Stated task:
Count the lines below that contain the word "emprunt", and reply with only that number.

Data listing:
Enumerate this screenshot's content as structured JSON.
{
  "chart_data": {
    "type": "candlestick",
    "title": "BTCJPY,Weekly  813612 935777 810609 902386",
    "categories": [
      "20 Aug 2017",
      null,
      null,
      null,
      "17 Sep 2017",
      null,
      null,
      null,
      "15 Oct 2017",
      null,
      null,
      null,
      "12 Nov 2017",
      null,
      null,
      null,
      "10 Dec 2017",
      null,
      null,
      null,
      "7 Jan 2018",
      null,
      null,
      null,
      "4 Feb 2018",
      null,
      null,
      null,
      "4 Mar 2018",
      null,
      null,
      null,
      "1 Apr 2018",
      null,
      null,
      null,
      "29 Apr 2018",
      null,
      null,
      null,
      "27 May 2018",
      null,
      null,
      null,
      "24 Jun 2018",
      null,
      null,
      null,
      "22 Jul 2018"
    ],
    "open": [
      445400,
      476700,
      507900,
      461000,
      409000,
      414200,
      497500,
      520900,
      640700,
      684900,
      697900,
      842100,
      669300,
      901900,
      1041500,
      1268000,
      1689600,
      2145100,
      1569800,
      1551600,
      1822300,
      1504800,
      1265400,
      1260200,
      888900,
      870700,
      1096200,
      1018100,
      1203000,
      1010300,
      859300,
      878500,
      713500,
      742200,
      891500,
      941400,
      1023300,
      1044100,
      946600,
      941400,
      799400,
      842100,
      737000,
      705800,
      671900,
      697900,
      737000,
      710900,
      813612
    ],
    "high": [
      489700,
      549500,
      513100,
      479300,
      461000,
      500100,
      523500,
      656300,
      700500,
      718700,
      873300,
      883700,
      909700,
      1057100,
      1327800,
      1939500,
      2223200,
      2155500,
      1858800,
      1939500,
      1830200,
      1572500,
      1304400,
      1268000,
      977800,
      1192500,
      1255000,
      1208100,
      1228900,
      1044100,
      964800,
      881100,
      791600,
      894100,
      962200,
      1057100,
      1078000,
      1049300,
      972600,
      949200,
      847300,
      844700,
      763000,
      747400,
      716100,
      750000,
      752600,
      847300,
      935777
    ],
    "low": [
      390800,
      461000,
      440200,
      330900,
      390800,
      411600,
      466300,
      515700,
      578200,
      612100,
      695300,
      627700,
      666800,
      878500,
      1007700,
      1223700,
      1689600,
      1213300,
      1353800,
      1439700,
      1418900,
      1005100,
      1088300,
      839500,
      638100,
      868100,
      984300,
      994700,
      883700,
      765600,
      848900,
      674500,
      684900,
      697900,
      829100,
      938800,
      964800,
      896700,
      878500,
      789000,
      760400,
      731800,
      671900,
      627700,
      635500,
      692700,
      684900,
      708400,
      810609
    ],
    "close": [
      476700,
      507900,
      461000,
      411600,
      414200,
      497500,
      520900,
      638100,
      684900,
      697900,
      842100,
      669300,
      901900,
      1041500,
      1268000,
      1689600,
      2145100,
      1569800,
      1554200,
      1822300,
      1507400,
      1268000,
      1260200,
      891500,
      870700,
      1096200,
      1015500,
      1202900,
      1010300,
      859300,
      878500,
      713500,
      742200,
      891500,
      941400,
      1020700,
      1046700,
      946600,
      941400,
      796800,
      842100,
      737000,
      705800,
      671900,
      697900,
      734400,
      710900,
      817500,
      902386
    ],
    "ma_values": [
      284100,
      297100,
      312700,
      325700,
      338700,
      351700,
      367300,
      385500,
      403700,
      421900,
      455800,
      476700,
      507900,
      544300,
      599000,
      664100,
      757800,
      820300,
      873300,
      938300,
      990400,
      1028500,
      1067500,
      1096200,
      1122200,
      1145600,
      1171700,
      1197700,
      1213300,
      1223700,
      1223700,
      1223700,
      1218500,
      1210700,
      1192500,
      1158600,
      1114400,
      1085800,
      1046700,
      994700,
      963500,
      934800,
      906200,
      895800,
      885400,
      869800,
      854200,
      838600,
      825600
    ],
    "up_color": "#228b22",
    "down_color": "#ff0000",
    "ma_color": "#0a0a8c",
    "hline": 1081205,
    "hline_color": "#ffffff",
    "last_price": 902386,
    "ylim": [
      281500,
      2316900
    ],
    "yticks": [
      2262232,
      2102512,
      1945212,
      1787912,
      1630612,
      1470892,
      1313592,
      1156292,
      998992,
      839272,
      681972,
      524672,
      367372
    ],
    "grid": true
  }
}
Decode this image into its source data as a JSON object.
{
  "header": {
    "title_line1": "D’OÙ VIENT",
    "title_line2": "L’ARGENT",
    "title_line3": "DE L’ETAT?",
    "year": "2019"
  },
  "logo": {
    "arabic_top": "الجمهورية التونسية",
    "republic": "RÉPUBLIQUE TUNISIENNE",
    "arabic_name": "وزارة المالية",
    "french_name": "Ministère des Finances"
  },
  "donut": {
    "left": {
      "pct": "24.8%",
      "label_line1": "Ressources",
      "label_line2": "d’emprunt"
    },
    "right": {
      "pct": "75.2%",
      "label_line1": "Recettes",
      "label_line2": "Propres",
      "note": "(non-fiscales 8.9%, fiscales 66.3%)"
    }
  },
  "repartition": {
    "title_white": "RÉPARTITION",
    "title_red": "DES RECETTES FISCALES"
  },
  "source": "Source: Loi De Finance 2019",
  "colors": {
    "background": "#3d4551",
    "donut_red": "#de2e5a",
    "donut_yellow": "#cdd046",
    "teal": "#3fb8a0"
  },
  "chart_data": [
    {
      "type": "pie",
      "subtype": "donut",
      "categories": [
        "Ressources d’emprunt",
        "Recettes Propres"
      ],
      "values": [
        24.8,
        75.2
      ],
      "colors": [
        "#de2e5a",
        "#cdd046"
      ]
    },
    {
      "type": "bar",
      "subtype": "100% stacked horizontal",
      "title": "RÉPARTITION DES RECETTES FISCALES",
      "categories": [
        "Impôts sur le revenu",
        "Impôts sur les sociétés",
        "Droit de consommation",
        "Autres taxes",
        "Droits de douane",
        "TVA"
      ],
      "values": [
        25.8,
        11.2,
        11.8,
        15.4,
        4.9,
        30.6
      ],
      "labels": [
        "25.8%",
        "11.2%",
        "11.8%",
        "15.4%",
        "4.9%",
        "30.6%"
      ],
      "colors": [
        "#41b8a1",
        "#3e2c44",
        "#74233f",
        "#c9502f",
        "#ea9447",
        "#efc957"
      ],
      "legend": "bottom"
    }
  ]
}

Solution to this problem:
2